**EXERCISE INSTRUCTIONS:** Write out every line of the records below verbatim, leaving out the pictures.

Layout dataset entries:

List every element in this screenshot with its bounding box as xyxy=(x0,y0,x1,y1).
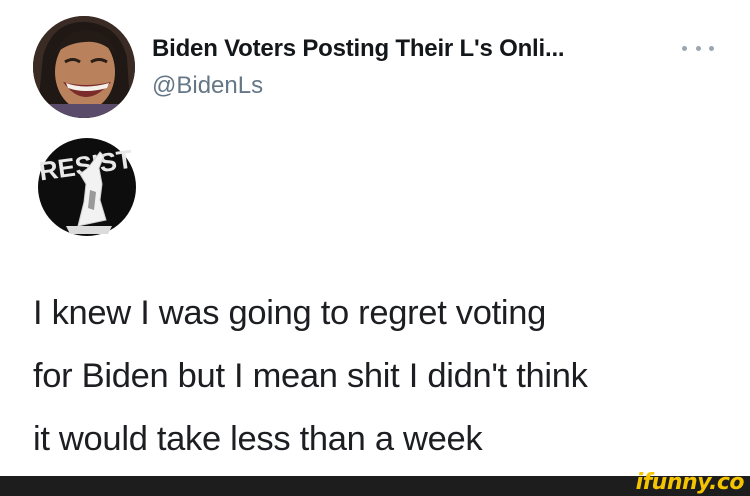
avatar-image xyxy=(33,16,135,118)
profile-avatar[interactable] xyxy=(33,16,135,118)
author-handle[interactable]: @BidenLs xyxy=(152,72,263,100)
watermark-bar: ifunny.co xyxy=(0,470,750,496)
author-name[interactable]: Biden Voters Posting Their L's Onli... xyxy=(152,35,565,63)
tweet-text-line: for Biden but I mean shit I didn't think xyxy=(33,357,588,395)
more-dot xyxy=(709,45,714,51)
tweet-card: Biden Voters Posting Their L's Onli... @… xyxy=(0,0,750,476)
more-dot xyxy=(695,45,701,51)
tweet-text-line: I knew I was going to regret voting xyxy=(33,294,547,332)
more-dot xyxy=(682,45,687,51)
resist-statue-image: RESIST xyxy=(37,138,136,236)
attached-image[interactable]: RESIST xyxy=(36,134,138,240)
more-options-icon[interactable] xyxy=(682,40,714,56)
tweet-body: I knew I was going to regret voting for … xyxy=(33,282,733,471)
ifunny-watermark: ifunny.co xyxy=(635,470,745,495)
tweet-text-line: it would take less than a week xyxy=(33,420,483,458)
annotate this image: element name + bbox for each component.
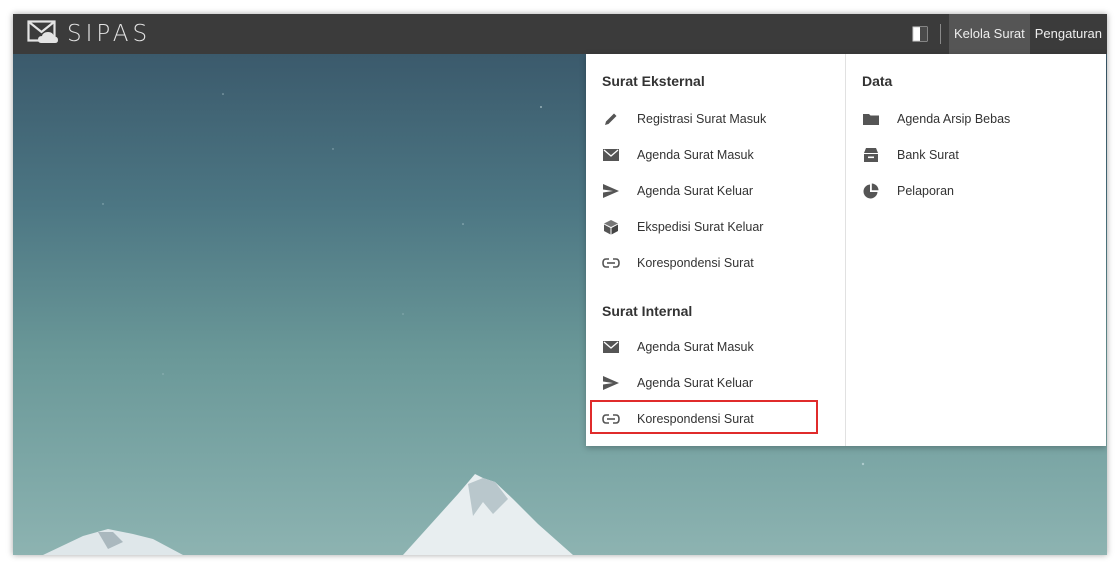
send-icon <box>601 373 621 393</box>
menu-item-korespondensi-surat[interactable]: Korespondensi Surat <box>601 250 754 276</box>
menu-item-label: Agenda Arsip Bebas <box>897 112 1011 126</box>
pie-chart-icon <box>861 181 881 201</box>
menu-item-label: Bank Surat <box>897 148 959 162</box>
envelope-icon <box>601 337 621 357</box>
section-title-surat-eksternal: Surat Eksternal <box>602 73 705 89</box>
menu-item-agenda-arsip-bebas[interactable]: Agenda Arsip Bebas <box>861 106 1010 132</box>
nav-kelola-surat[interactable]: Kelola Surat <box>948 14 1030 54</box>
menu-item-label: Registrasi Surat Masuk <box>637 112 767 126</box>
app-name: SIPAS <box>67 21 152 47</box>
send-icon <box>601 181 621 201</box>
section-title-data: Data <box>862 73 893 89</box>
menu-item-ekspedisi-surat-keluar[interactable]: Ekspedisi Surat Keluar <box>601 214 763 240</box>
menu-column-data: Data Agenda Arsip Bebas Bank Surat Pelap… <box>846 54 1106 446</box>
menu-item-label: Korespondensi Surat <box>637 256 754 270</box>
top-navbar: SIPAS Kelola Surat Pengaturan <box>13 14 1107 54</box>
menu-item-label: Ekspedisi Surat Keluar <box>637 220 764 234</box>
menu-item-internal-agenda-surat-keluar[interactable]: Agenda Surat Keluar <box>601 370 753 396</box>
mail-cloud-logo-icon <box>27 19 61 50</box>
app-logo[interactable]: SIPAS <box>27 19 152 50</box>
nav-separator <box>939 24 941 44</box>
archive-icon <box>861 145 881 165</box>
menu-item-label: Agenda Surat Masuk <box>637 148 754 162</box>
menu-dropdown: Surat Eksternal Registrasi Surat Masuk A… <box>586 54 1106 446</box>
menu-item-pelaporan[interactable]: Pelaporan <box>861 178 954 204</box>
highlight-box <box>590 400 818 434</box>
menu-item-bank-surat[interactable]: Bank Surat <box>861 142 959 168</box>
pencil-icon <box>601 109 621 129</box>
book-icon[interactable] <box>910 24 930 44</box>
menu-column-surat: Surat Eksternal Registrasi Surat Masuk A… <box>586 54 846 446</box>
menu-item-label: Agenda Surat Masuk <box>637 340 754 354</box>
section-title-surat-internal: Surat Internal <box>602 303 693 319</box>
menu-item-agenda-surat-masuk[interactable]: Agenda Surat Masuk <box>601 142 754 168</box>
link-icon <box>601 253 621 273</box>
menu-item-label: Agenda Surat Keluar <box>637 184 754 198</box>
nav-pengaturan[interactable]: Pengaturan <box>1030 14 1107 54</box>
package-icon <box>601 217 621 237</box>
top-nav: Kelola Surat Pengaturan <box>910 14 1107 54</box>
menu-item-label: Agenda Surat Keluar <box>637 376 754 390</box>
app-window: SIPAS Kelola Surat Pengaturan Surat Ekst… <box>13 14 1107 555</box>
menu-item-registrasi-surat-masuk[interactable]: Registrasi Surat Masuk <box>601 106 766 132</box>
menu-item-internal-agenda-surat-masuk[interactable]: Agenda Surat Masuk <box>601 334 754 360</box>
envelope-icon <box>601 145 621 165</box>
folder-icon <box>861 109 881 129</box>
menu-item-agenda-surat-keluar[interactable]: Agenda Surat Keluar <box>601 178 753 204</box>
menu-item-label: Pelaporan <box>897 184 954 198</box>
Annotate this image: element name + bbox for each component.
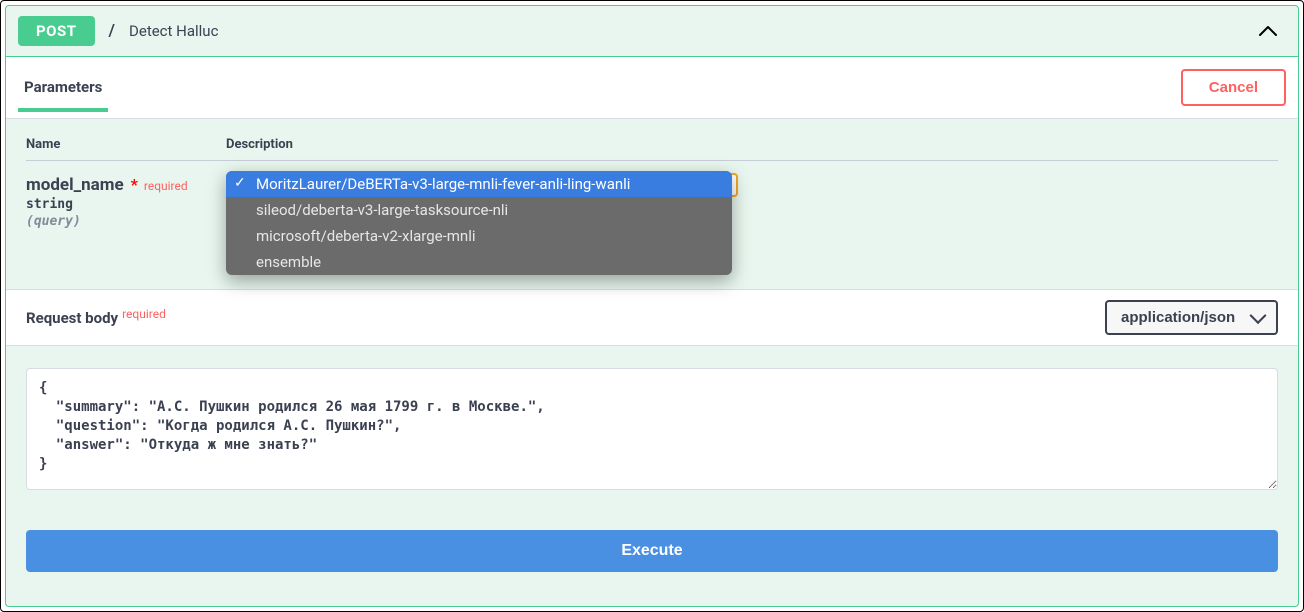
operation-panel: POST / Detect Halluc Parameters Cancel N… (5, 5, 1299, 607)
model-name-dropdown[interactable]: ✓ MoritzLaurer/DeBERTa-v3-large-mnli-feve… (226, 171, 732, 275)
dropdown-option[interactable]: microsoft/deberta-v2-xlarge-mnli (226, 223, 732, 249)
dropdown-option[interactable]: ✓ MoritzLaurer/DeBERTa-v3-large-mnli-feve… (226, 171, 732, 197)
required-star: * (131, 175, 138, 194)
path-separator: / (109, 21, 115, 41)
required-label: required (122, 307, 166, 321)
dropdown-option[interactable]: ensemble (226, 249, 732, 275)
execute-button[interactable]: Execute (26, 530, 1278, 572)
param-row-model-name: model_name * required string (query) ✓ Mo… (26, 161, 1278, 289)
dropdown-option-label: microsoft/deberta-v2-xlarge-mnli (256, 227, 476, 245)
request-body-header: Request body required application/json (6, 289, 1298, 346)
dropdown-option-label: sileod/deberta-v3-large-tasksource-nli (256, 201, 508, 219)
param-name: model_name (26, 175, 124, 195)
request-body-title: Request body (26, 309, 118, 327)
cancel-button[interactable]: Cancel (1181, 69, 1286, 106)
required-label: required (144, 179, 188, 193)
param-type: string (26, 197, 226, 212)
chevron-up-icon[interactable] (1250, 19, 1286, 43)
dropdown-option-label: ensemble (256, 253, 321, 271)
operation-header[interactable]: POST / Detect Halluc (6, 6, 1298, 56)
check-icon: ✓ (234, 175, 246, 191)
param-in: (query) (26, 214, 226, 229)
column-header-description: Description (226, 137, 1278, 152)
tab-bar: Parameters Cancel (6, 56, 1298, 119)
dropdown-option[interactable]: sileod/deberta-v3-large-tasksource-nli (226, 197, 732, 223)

**SOLUTION FOR THIS EXERCISE:**
List every element in this screenshot with its bounding box as xyxy=(x0,y0,x1,y1).
avatar-image xyxy=(33,16,135,118)
profile-avatar[interactable] xyxy=(33,16,135,118)
author-handle[interactable]: @BidenLs xyxy=(152,72,263,100)
watermark-bar: ifunny.co xyxy=(0,470,750,496)
author-name[interactable]: Biden Voters Posting Their L's Onli... xyxy=(152,35,565,63)
tweet-text-line: for Biden but I mean shit I didn't think xyxy=(33,357,588,395)
more-dot xyxy=(709,45,714,51)
tweet-card: Biden Voters Posting Their L's Onli... @… xyxy=(0,0,750,476)
more-dot xyxy=(695,45,701,51)
tweet-text-line: I knew I was going to regret voting xyxy=(33,294,547,332)
more-dot xyxy=(682,45,687,51)
resist-statue-image: RESIST xyxy=(37,138,136,236)
attached-image[interactable]: RESIST xyxy=(36,134,138,240)
more-options-icon[interactable] xyxy=(682,40,714,56)
tweet-body: I knew I was going to regret voting for … xyxy=(33,282,733,471)
ifunny-watermark: ifunny.co xyxy=(635,470,745,495)
tweet-text-line: it would take less than a week xyxy=(33,420,483,458)
annotate this image: element name + bbox for each component.
send-icon <box>601 373 621 393</box>
menu-item-korespondensi-surat[interactable]: Korespondensi Surat <box>601 250 754 276</box>
menu-item-label: Agenda Arsip Bebas <box>897 112 1011 126</box>
pie-chart-icon <box>861 181 881 201</box>
menu-item-label: Bank Surat <box>897 148 959 162</box>
envelope-icon <box>601 337 621 357</box>
section-title-surat-eksternal: Surat Eksternal <box>602 73 705 89</box>
menu-item-agenda-arsip-bebas[interactable]: Agenda Arsip Bebas <box>861 106 1010 132</box>
nav-kelola-surat[interactable]: Kelola Surat <box>948 14 1030 54</box>
menu-item-label: Registrasi Surat Masuk <box>637 112 767 126</box>
app-name: SIPAS <box>67 21 152 47</box>
send-icon <box>601 181 621 201</box>
section-title-data: Data <box>862 73 893 89</box>
menu-item-ekspedisi-surat-keluar[interactable]: Ekspedisi Surat Keluar <box>601 214 763 240</box>
menu-column-data: Data Agenda Arsip Bebas Bank Surat Pelap… <box>846 54 1106 446</box>
menu-item-label: Korespondensi Surat <box>637 256 754 270</box>
top-navbar: SIPAS Kelola Surat Pengaturan <box>13 14 1107 54</box>
menu-item-label: Ekspedisi Surat Keluar <box>637 220 764 234</box>
menu-item-internal-agenda-surat-keluar[interactable]: Agenda Surat Keluar <box>601 370 753 396</box>
mail-cloud-logo-icon <box>27 19 61 50</box>
app-logo[interactable]: SIPAS <box>27 19 152 50</box>
nav-separator <box>939 24 941 44</box>
archive-icon <box>861 145 881 165</box>
menu-item-label: Agenda Surat Masuk <box>637 148 754 162</box>
menu-dropdown: Surat Eksternal Registrasi Surat Masuk A… <box>586 54 1106 446</box>
menu-item-pelaporan[interactable]: Pelaporan <box>861 178 954 204</box>
highlight-box <box>590 400 818 434</box>
menu-item-bank-surat[interactable]: Bank Surat <box>861 142 959 168</box>
pencil-icon <box>601 109 621 129</box>
book-icon[interactable] <box>910 24 930 44</box>
menu-column-surat: Surat Eksternal Registrasi Surat Masuk A… <box>586 54 846 446</box>
menu-item-label: Agenda Surat Masuk <box>637 340 754 354</box>
section-title-surat-internal: Surat Internal <box>602 303 693 319</box>
menu-item-agenda-surat-masuk[interactable]: Agenda Surat Masuk <box>601 142 754 168</box>
link-icon <box>601 253 621 273</box>
menu-item-label: Agenda Surat Keluar <box>637 184 754 198</box>
nav-pengaturan[interactable]: Pengaturan <box>1030 14 1107 54</box>
package-icon <box>601 217 621 237</box>
top-nav: Kelola Surat Pengaturan <box>910 14 1107 54</box>
menu-item-label: Agenda Surat Keluar <box>637 376 754 390</box>
app-window: SIPAS Kelola Surat Pengaturan Surat Ekst… <box>13 14 1107 555</box>
menu-item-registrasi-surat-masuk[interactable]: Registrasi Surat Masuk <box>601 106 766 132</box>
menu-item-internal-agenda-surat-masuk[interactable]: Agenda Surat Masuk <box>601 334 754 360</box>
envelope-icon <box>601 145 621 165</box>
folder-icon <box>861 109 881 129</box>
menu-item-agenda-surat-keluar[interactable]: Agenda Surat Keluar <box>601 178 753 204</box>
menu-item-label: Pelaporan <box>897 184 954 198</box>
Annotate this image: element name + bbox for each component.
operation-panel: POST / Detect Halluc Parameters Cancel N… (5, 5, 1299, 607)
model-name-dropdown[interactable]: ✓ MoritzLaurer/DeBERTa-v3-large-mnli-feve… (226, 171, 732, 275)
dropdown-option[interactable]: microsoft/deberta-v2-xlarge-mnli (226, 223, 732, 249)
dropdown-option[interactable]: ✓ MoritzLaurer/DeBERTa-v3-large-mnli-feve… (226, 171, 732, 197)
required-star: * (131, 175, 138, 194)
path-separator: / (109, 21, 115, 41)
required-label: required (122, 307, 166, 321)
dropdown-option[interactable]: ensemble (226, 249, 732, 275)
execute-button[interactable]: Execute (26, 530, 1278, 572)
param-row-model-name: model_name * required string (query) ✓ Mo… (26, 161, 1278, 289)
dropdown-option-label: microsoft/deberta-v2-xlarge-mnli (256, 227, 476, 245)
request-body-header: Request body required application/json (6, 289, 1298, 346)
dropdown-option-label: sileod/deberta-v3-large-tasksource-nli (256, 201, 508, 219)
param-name: model_name (26, 175, 124, 195)
request-body-title: Request body (26, 309, 118, 327)
cancel-button[interactable]: Cancel (1181, 69, 1286, 106)
required-label: required (144, 179, 188, 193)
param-type: string (26, 197, 226, 212)
chevron-up-icon[interactable] (1250, 19, 1286, 43)
dropdown-option-label: ensemble (256, 253, 321, 271)
operation-header[interactable]: POST / Detect Halluc (6, 6, 1298, 56)
check-icon: ✓ (234, 175, 246, 191)
param-in: (query) (26, 214, 226, 229)
column-header-description: Description (226, 137, 1278, 152)
tab-bar: Parameters Cancel (6, 56, 1298, 119)
dropdown-option[interactable]: sileod/deberta-v3-large-tasksource-nli (226, 197, 732, 223)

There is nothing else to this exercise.